== Goal of the exercise ==
All of the data below must be repeated exactly.

== Given entries ==
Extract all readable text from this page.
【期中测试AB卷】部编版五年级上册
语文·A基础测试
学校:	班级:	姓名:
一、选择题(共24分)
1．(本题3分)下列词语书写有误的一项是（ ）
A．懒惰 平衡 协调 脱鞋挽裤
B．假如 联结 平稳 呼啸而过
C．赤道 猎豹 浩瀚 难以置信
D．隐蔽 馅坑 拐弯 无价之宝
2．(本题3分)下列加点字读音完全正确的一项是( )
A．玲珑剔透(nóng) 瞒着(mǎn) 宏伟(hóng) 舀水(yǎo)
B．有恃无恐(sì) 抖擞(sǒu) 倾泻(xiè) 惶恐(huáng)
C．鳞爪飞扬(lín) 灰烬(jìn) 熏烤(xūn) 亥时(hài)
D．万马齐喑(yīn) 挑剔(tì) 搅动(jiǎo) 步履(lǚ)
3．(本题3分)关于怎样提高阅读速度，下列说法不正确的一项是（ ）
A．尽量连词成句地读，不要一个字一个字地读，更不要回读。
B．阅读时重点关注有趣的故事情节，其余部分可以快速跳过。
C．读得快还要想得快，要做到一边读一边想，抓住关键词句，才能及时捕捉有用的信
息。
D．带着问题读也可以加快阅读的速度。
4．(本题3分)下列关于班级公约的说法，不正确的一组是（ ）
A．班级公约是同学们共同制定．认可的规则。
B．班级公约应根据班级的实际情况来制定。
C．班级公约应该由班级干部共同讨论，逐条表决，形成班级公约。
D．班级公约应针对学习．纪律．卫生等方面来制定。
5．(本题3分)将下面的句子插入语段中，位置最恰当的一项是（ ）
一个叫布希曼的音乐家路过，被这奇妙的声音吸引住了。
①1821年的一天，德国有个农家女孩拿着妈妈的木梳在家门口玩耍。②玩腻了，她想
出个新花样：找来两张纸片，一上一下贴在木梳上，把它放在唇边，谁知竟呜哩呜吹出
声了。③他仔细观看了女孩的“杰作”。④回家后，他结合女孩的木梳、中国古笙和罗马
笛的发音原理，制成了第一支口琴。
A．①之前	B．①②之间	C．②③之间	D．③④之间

== Full output ==
Extract all readable text from this page.
【期中测试AB卷】部编版五年级上册
语文·A基础测试
学校:	班级:	姓名:
一、选择题(共24分)
1．(本题3分)下列词语书写有误的一项是（ ）
A．懒惰 平衡 协调 脱鞋挽裤
B．假如 联结 平稳 呼啸而过
C．赤道 猎豹 浩瀚 难以置信
D．隐蔽 馅坑 拐弯 无价之宝
2．(本题3分)下列加点字读音完全正确的一项是( )
A．玲珑剔透(nóng) 瞒着(mǎn) 宏伟(hóng) 舀水(yǎo)
B．有恃无恐(sì) 抖擞(sǒu) 倾泻(xiè) 惶恐(huáng)
C．鳞爪飞扬(lín) 灰烬(jìn) 熏烤(xūn) 亥时(hài)
D．万马齐喑(yīn) 挑剔(tì) 搅动(jiǎo) 步履(lǚ)
3．(本题3分)关于怎样提高阅读速度，下列说法不正确的一项是（ ）
A．尽量连词成句地读，不要一个字一个字地读，更不要回读。
B．阅读时重点关注有趣的故事情节，其余部分可以快速跳过。
C．读得快还要想得快，要做到一边读一边想，抓住关键词句，才能及时捕捉有用的信
息。
D．带着问题读也可以加快阅读的速度。
4．(本题3分)下列关于班级公约的说法，不正确的一组是（ ）
A．班级公约是同学们共同制定．认可的规则。
B．班级公约应根据班级的实际情况来制定。
C．班级公约应该由班级干部共同讨论，逐条表决，形成班级公约。
D．班级公约应针对学习．纪律．卫生等方面来制定。
5．(本题3分)将下面的句子插入语段中，位置最恰当的一项是（ ）
一个叫布希曼的音乐家路过，被这奇妙的声音吸引住了。
①1821年的一天，德国有个农家女孩拿着妈妈的木梳在家门口玩耍。②玩腻了，她想
出个新花样：找来两张纸片，一上一下贴在木梳上，把它放在唇边，谁知竟呜哩呜吹出
声了。③他仔细观看了女孩的“杰作”。④回家后，他结合女孩的木梳、中国古笙和罗马
笛的发音原理，制成了第一支口琴。
A．①之前	B．①②之间	C．②③之间	D．③④之间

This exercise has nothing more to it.